**MATERIAL SUPPLIED**
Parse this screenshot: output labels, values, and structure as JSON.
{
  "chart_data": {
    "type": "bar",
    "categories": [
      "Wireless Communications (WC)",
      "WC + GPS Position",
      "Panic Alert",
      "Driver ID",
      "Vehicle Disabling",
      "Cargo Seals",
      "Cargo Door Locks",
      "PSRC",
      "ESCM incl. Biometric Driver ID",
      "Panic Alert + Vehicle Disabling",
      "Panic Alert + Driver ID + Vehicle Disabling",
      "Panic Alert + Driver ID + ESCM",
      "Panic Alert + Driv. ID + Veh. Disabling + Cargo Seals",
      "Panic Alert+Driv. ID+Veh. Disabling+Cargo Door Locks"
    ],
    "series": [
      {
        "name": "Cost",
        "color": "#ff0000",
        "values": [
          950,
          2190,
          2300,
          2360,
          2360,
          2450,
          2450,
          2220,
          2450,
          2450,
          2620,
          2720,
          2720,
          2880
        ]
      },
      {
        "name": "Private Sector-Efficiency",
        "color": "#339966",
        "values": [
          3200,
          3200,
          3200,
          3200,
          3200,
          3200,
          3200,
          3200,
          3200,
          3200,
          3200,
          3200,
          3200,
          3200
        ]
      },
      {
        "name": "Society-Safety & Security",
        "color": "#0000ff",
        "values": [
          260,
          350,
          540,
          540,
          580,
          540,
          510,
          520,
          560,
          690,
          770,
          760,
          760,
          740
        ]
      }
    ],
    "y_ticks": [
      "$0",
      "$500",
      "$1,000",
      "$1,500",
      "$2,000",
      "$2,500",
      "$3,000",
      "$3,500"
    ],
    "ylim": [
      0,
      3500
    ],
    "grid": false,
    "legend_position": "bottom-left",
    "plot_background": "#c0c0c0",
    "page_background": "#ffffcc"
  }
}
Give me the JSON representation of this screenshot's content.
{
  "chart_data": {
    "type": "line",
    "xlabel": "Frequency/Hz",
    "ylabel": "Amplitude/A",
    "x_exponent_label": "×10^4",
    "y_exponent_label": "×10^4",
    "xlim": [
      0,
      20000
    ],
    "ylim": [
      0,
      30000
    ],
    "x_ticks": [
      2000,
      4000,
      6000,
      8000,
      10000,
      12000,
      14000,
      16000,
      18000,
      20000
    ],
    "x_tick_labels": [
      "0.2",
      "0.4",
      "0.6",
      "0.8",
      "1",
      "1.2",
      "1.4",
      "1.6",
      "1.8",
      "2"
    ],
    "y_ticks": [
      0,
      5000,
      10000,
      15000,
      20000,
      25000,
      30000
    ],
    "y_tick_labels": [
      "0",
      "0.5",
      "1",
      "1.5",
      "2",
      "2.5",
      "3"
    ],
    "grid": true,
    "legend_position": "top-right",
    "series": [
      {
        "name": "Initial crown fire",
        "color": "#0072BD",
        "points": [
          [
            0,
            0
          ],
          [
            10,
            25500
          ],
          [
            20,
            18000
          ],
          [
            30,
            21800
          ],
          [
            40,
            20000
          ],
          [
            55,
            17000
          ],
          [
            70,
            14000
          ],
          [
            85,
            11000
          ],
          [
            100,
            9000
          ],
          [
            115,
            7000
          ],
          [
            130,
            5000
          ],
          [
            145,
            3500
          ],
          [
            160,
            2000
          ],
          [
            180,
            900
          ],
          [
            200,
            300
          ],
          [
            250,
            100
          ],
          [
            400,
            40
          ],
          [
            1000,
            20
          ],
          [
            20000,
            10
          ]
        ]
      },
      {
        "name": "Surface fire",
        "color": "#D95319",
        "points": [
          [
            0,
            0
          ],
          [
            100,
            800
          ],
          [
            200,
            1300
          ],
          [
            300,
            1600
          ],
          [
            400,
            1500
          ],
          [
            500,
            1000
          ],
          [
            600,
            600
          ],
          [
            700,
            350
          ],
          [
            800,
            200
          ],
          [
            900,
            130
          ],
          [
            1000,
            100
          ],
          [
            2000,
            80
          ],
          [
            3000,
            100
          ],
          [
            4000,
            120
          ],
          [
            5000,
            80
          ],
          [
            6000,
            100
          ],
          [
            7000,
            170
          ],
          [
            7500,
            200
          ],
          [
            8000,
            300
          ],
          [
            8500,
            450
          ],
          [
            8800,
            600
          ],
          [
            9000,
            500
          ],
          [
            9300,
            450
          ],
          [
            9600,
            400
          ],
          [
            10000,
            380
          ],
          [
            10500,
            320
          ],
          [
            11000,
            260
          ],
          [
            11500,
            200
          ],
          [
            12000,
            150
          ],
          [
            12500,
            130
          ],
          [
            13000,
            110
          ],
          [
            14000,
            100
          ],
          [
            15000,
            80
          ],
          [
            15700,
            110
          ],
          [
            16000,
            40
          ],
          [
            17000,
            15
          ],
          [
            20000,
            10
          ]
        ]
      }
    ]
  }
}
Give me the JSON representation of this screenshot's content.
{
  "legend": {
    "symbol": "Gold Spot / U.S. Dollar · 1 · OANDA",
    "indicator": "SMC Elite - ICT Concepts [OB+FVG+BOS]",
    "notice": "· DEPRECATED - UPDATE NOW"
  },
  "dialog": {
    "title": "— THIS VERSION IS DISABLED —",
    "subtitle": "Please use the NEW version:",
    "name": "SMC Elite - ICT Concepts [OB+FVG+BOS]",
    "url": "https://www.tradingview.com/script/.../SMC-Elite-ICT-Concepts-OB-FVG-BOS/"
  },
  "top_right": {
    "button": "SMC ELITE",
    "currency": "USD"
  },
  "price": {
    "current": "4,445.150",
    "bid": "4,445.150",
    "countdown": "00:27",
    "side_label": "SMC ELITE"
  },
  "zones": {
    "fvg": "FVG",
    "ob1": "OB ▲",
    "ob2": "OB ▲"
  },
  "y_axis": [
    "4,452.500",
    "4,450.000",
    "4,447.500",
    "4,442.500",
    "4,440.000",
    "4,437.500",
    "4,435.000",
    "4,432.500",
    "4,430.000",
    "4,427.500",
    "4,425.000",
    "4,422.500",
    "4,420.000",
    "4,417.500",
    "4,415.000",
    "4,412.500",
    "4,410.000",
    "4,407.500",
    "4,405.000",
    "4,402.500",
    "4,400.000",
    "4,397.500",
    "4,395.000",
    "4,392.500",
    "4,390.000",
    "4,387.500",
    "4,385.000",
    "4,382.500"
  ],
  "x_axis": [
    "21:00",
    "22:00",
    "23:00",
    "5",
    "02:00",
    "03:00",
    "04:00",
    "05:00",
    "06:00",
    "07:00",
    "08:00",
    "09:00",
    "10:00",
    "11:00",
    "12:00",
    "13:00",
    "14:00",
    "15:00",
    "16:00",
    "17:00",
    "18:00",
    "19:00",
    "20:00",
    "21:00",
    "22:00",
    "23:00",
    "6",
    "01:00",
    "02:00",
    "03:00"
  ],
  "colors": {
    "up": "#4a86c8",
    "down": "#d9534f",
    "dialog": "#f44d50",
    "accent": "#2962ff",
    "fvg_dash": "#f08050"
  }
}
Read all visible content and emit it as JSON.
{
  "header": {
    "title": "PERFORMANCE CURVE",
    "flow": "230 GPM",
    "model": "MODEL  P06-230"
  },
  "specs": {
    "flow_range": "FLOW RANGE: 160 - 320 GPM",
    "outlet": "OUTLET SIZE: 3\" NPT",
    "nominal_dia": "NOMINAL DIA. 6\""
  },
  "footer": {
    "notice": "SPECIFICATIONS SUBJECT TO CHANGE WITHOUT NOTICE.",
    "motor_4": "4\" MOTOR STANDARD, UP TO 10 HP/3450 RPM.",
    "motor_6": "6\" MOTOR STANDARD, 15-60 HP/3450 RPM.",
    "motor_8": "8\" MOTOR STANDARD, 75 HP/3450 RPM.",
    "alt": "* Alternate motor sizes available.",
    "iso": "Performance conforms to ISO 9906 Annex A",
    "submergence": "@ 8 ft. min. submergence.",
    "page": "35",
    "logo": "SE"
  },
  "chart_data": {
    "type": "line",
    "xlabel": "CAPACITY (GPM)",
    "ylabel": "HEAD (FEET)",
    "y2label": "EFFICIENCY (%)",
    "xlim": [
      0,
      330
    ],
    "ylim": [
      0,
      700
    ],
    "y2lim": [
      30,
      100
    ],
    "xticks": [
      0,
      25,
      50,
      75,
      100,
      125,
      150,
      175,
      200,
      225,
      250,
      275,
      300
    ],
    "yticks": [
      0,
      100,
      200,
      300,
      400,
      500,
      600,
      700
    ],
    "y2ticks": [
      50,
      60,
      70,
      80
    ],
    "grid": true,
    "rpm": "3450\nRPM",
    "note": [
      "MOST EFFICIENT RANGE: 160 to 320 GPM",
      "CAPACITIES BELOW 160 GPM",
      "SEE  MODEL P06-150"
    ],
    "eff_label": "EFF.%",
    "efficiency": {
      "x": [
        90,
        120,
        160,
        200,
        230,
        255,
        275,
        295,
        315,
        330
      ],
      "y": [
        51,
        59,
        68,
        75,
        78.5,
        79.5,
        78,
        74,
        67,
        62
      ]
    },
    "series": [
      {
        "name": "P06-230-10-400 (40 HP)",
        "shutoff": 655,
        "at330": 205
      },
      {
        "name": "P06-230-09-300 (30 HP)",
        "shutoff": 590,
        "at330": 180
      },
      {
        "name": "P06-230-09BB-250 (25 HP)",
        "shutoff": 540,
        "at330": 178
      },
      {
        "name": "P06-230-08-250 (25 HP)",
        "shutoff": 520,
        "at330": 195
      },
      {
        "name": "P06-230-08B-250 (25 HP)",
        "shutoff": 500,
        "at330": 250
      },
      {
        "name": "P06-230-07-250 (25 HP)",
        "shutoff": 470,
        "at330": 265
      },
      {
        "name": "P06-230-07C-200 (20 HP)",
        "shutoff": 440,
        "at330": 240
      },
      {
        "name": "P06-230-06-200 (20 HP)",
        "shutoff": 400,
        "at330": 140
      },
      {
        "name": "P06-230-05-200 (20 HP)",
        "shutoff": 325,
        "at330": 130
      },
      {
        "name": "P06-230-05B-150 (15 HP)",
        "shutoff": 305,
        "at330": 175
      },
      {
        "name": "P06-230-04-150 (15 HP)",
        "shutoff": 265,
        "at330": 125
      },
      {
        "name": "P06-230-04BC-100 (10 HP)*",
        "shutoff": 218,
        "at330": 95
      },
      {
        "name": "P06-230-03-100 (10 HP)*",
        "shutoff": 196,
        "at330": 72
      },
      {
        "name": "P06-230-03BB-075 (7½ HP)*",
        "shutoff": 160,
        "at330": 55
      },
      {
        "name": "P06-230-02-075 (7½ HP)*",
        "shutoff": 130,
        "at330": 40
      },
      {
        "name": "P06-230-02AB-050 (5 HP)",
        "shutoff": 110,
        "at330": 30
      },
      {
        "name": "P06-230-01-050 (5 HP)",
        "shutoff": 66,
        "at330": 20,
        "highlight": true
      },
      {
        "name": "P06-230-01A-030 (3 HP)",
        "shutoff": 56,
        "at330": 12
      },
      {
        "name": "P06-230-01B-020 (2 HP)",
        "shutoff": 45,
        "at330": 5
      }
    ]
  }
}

**TO DO**
Provide only the count of lines in the material above that hold the word "Alert".

**SOLUTION**
6